What is asked
How many of the lines here include "JSON"? Answer with a single number.

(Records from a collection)
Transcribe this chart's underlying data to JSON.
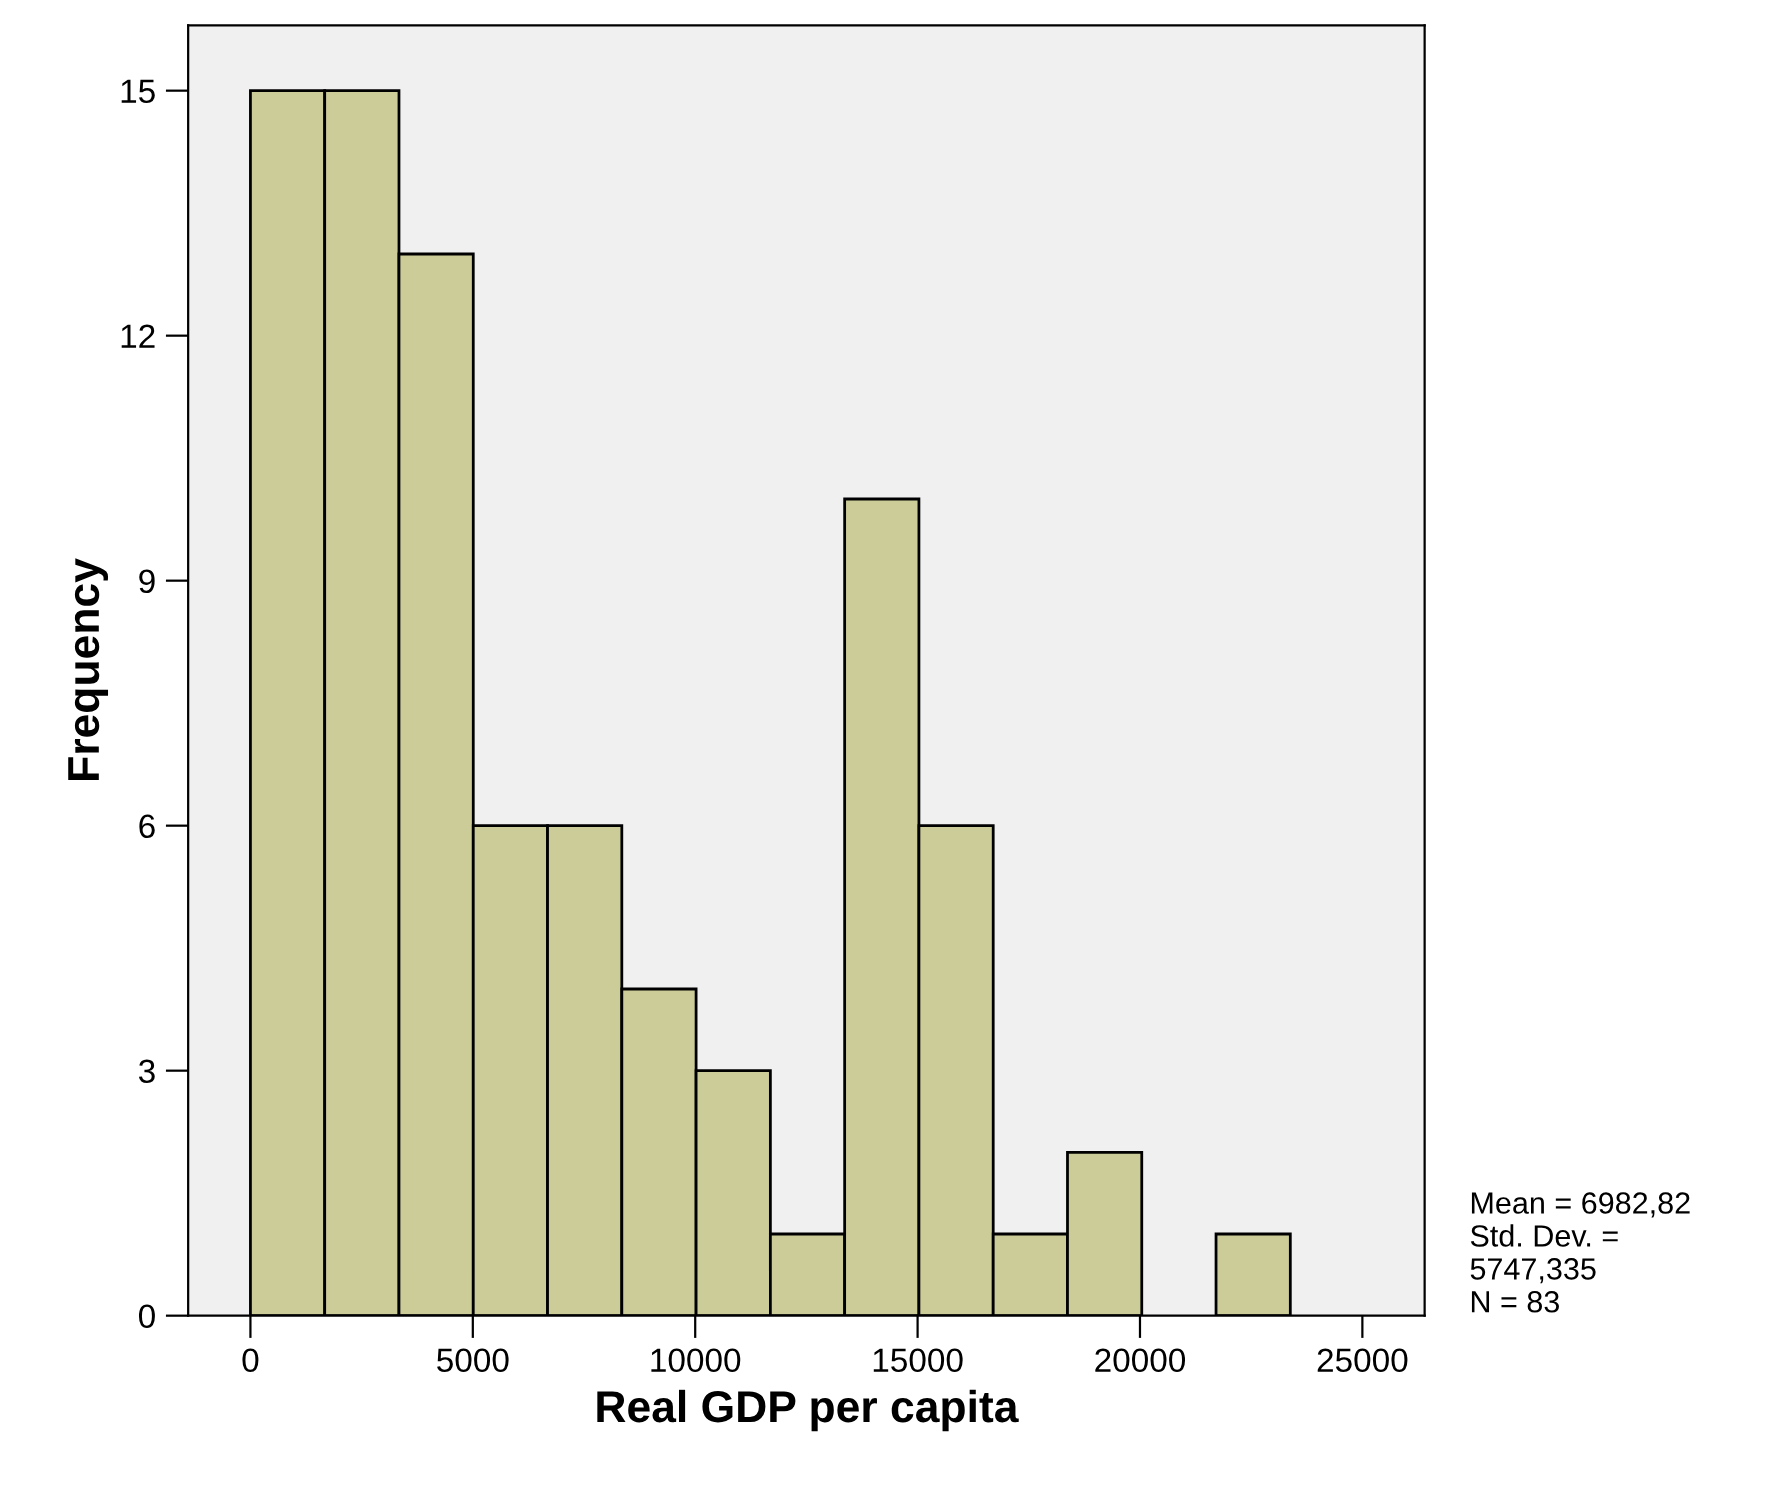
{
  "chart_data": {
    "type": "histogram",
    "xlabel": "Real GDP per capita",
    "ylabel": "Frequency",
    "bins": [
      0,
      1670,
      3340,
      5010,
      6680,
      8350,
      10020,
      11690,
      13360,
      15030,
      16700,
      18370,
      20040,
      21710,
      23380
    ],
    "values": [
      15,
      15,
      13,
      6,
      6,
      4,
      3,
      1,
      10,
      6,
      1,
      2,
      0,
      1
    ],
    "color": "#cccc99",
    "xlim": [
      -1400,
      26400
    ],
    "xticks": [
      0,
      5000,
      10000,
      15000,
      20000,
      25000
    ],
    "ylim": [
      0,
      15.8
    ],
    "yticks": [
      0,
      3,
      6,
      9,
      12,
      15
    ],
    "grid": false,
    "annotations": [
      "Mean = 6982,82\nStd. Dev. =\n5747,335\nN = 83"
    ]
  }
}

---

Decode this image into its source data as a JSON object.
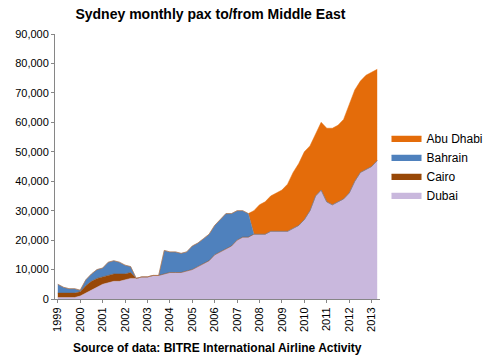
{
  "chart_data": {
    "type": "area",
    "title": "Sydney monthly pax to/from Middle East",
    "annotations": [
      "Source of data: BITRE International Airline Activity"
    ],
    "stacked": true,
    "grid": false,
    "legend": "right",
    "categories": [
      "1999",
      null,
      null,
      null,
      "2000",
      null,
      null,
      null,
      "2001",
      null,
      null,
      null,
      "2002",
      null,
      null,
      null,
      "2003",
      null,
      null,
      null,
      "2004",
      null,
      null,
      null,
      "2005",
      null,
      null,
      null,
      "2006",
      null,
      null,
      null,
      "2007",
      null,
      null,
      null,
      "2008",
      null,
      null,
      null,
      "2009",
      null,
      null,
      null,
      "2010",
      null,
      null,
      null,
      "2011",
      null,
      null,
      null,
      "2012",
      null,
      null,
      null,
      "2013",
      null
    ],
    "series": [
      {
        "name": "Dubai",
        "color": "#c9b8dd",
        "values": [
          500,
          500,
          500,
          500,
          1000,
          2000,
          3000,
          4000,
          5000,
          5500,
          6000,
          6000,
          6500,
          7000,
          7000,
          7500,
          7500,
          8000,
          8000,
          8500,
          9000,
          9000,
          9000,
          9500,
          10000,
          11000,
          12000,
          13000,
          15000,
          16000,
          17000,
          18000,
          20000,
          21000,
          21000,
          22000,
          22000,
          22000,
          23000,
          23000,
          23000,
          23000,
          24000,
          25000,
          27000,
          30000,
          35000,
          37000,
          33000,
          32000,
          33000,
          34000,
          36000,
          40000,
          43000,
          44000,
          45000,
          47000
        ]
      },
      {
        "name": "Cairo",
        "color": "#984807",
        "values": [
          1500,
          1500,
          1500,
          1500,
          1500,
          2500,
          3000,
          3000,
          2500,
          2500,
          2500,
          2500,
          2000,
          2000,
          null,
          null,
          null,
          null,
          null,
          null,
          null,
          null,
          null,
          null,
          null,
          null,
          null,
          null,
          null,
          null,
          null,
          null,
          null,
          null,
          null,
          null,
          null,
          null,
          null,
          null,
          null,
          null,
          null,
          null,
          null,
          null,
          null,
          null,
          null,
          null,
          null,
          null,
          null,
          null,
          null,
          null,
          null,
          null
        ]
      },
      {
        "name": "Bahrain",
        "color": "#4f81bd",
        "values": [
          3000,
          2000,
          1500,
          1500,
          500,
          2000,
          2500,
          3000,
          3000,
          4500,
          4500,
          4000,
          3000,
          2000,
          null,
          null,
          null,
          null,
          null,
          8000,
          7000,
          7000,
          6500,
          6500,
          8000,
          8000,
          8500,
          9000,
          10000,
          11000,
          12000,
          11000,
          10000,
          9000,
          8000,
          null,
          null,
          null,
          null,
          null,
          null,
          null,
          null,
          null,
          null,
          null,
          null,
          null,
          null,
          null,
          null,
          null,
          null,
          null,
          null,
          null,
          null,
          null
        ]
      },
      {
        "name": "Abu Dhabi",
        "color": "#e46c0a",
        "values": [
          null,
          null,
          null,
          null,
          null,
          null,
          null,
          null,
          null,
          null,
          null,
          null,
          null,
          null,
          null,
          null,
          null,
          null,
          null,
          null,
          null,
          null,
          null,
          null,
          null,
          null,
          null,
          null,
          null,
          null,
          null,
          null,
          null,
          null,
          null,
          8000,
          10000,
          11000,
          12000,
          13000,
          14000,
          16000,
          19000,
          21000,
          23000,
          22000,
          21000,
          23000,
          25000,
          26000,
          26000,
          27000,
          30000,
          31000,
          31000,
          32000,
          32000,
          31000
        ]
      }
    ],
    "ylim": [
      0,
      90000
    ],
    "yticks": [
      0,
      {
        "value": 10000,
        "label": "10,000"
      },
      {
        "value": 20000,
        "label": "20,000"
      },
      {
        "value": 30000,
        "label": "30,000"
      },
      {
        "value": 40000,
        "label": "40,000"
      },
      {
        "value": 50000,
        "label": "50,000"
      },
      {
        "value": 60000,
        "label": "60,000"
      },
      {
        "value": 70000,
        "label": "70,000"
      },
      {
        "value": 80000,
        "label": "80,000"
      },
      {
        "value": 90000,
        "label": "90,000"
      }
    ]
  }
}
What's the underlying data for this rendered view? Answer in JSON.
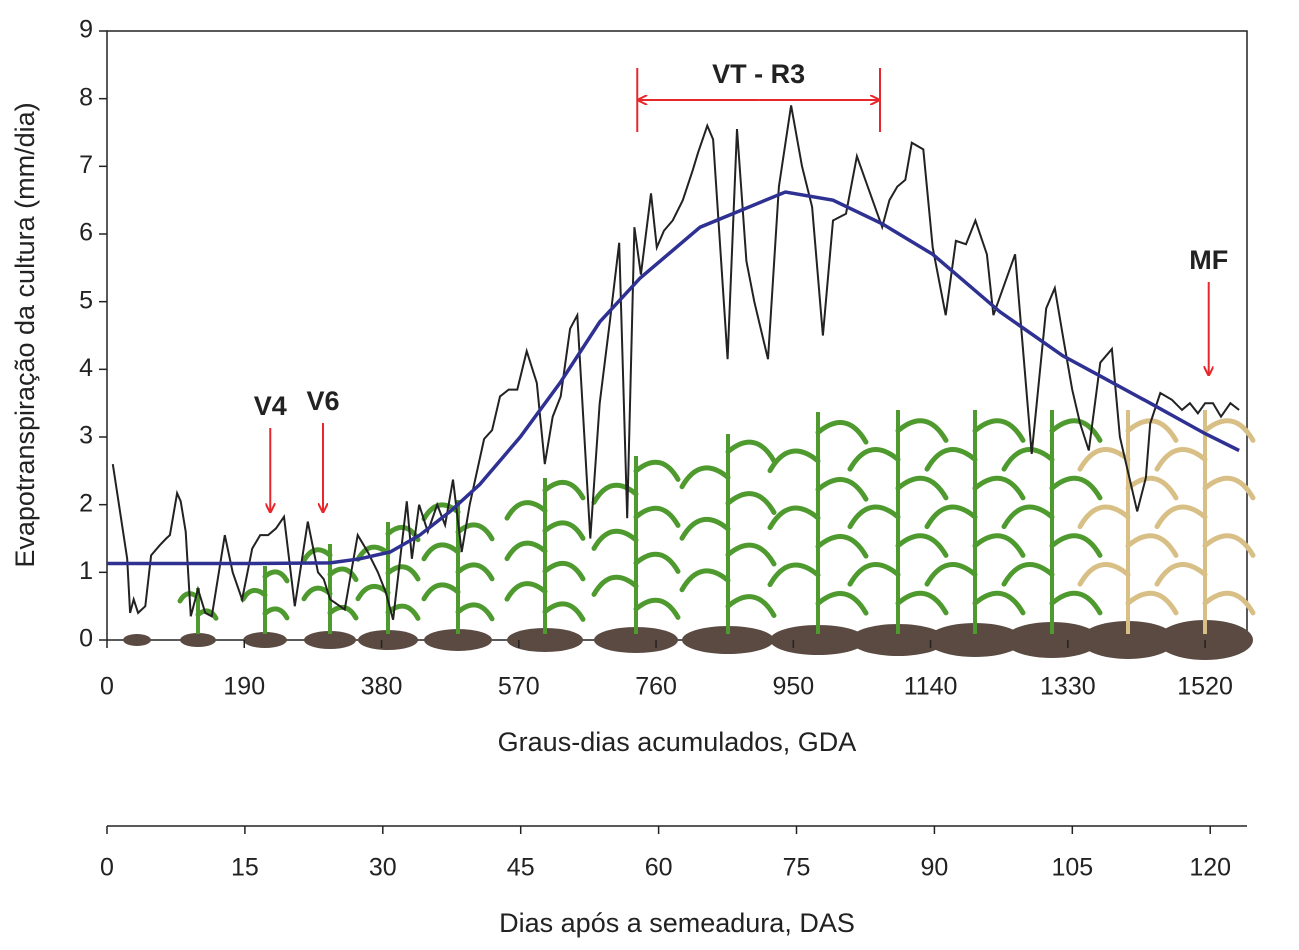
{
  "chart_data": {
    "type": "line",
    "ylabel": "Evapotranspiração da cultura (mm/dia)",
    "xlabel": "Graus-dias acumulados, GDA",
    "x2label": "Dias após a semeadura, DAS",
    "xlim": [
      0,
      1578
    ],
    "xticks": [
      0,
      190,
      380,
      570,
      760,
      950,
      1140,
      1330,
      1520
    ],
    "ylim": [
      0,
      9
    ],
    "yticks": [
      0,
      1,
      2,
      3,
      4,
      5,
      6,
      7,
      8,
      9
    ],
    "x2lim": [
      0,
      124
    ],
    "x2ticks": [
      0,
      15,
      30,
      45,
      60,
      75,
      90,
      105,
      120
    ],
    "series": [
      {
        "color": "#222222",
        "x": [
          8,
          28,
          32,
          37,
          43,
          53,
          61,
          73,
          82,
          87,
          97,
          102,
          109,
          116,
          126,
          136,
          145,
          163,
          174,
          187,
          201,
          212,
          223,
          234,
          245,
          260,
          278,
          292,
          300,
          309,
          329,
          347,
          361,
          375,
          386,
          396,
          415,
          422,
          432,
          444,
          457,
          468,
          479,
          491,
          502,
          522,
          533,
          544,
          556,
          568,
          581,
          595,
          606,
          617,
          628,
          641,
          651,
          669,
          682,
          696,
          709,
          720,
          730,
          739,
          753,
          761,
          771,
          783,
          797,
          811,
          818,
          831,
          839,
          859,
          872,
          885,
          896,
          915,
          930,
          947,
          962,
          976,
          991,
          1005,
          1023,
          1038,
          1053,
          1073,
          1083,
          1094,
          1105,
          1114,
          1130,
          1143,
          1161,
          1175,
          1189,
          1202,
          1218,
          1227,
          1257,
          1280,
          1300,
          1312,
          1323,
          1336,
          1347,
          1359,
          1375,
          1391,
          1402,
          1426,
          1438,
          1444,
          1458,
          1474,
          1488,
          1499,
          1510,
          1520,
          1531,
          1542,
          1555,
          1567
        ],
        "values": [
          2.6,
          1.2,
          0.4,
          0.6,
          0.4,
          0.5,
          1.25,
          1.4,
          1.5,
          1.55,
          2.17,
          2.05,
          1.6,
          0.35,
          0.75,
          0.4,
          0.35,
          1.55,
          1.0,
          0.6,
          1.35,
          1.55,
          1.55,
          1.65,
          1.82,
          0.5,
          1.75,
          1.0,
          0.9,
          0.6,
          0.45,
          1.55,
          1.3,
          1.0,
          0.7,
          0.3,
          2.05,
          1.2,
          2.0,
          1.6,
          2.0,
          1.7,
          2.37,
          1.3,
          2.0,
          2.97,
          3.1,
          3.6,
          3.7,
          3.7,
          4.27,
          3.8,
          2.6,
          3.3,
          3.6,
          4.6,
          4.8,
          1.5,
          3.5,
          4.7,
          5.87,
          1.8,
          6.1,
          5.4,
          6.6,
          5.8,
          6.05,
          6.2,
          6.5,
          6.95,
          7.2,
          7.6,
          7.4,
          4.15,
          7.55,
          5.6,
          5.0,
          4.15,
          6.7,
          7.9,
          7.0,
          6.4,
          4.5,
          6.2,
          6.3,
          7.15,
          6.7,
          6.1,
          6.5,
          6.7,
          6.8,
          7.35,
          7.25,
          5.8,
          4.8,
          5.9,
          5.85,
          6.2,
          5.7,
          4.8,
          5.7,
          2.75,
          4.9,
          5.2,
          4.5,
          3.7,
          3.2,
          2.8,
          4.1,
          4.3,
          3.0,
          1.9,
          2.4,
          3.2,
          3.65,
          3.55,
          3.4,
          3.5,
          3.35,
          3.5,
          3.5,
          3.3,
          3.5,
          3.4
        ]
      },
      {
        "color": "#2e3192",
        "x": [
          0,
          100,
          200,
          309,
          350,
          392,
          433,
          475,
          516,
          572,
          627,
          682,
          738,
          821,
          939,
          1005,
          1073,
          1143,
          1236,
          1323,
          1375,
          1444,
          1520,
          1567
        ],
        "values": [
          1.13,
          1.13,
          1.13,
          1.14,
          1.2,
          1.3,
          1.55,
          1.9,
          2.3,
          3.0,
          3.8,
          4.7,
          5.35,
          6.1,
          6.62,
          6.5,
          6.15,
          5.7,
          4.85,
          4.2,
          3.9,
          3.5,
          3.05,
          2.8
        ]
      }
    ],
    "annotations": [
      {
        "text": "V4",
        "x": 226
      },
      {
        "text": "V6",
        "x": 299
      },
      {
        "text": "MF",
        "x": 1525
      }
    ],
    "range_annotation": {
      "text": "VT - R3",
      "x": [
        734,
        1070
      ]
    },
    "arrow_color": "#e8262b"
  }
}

Written reply
3